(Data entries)

____

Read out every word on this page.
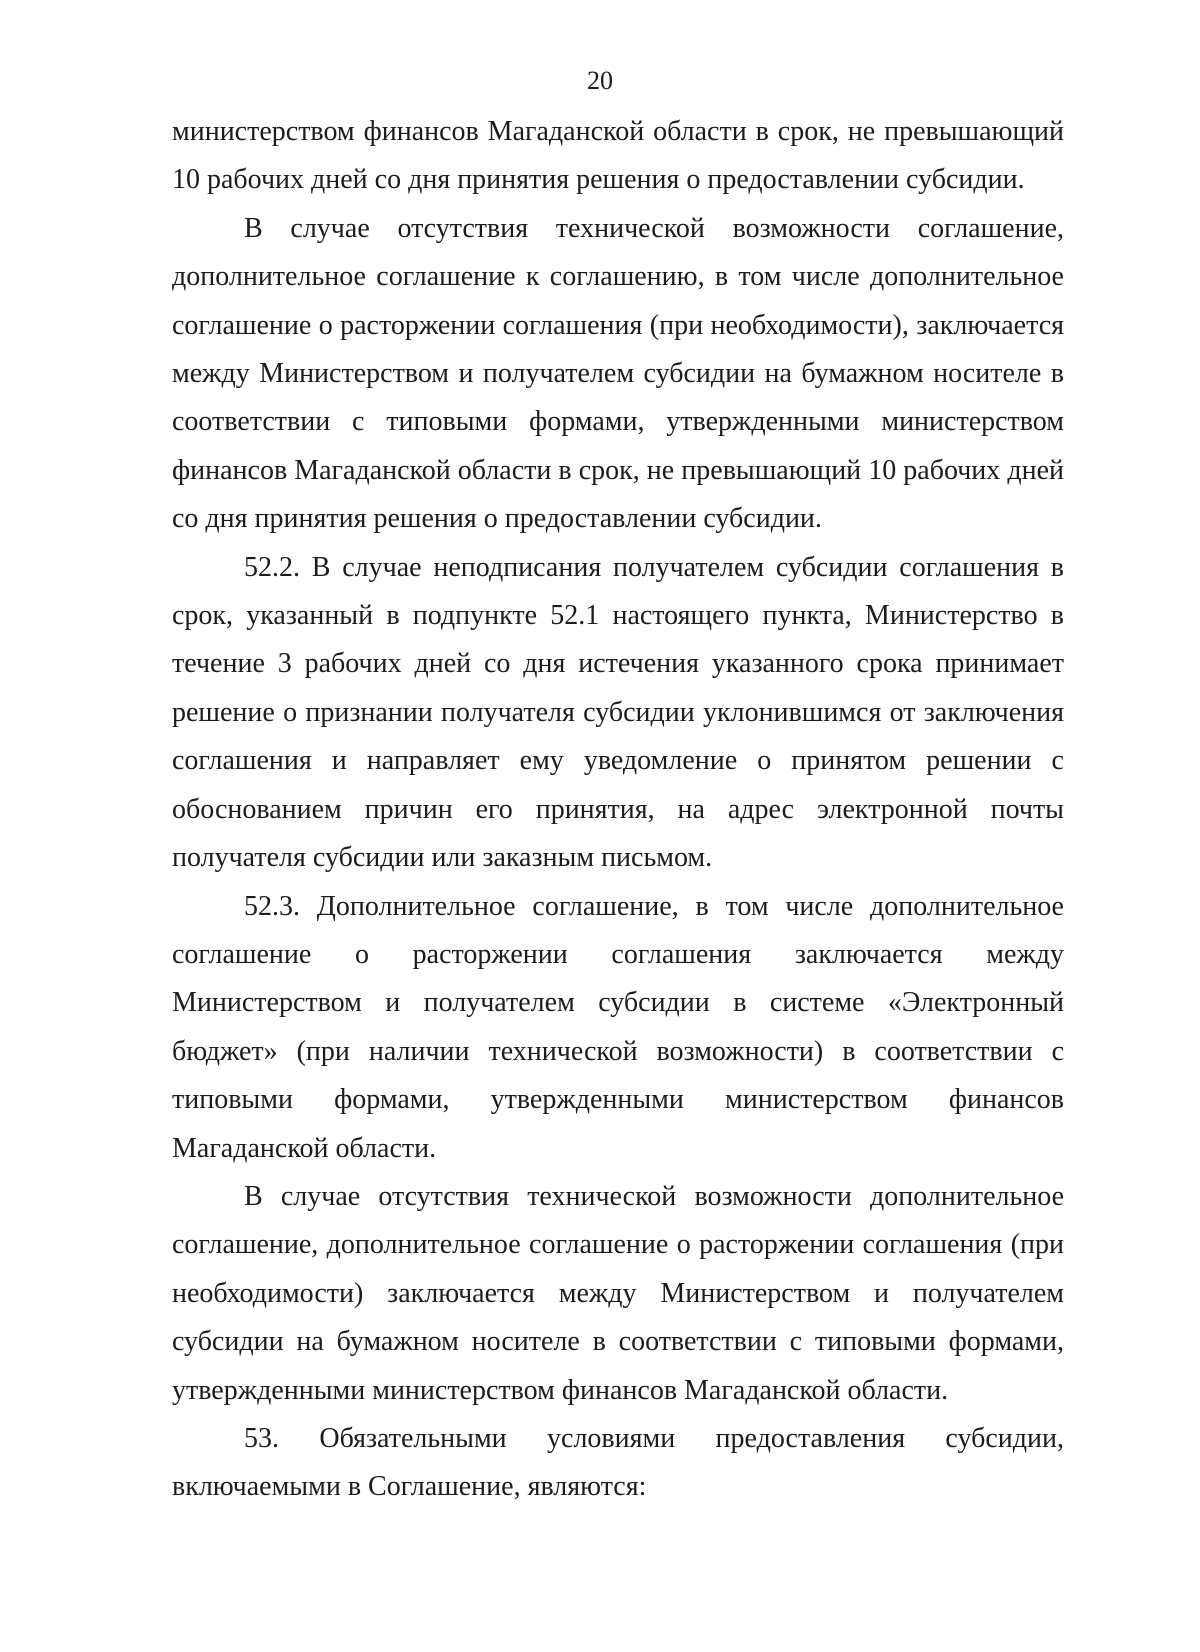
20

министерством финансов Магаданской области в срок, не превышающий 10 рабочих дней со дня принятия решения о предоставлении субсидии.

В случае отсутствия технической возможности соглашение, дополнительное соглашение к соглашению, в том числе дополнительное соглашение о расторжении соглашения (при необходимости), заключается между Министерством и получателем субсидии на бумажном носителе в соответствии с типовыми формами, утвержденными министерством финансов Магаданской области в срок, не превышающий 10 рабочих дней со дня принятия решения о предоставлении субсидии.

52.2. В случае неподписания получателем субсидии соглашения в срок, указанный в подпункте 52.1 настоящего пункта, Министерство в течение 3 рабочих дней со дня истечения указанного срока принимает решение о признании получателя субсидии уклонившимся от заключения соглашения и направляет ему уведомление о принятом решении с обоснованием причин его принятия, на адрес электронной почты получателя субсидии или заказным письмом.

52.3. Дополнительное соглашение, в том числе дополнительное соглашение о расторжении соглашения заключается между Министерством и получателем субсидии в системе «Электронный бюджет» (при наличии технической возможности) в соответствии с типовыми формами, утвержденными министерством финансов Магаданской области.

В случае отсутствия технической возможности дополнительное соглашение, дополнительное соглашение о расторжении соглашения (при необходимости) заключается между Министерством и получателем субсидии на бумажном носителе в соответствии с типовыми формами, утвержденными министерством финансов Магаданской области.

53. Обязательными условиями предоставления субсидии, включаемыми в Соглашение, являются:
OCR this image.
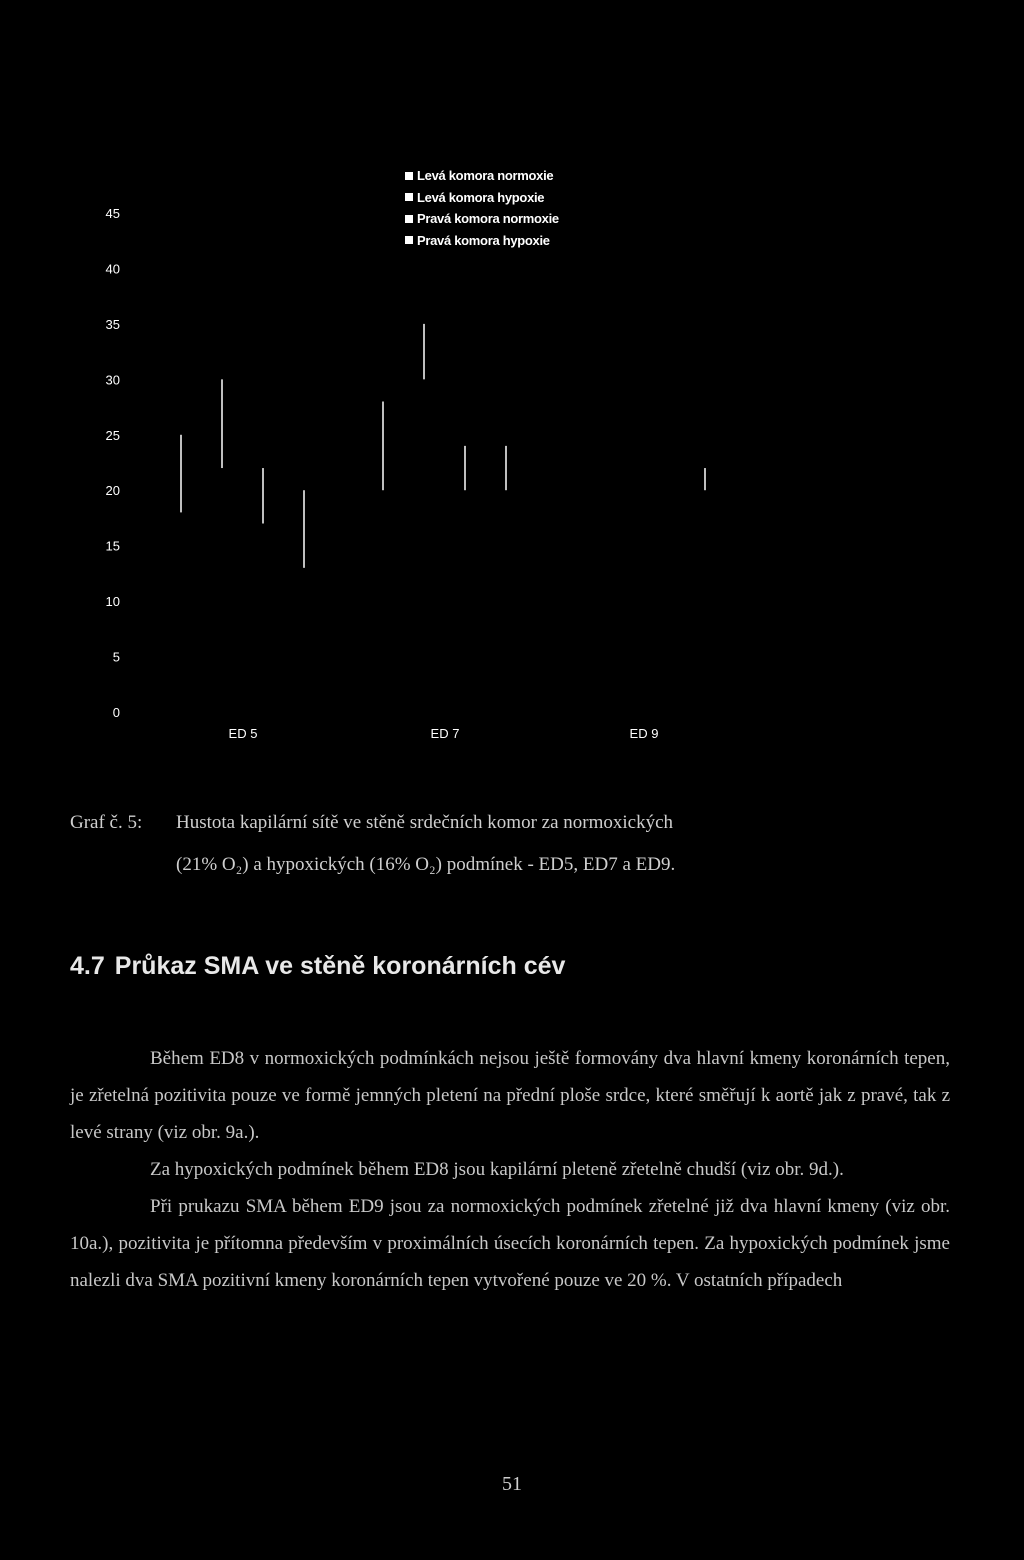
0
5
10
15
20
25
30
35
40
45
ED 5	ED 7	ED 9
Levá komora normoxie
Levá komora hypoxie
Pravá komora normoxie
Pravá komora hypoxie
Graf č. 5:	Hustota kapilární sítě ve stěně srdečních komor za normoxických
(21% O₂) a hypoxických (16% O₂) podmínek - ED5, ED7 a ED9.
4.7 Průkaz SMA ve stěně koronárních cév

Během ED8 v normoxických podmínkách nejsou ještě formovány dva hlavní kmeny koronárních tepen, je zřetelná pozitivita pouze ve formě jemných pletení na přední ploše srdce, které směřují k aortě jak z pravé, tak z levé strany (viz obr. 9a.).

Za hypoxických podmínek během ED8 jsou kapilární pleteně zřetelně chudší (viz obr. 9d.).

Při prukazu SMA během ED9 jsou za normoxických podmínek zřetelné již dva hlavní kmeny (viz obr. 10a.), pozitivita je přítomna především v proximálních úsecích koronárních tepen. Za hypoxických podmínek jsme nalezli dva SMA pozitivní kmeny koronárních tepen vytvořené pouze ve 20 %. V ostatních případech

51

____

◆ **STATED EXERCISE**: Search the data for the word "решения" and copy each line where it appears.

◆ **TASK RESPONSE**:
министерством финансов Магаданской области в срок, не превышающий 10 рабочих дней со дня принятия решения о предоставлении субсидии.
В случае отсутствия технической возможности соглашение, дополнительное соглашение к соглашению, в том числе дополнительное соглашение о расторжении соглашения (при необходимости), заключается между Министерством и получателем субсидии на бумажном носителе в соответствии с типовыми формами, утвержденными министерством финансов Магаданской области в срок, не превышающий 10 рабочих дней со дня принятия решения о предоставлении субсидии.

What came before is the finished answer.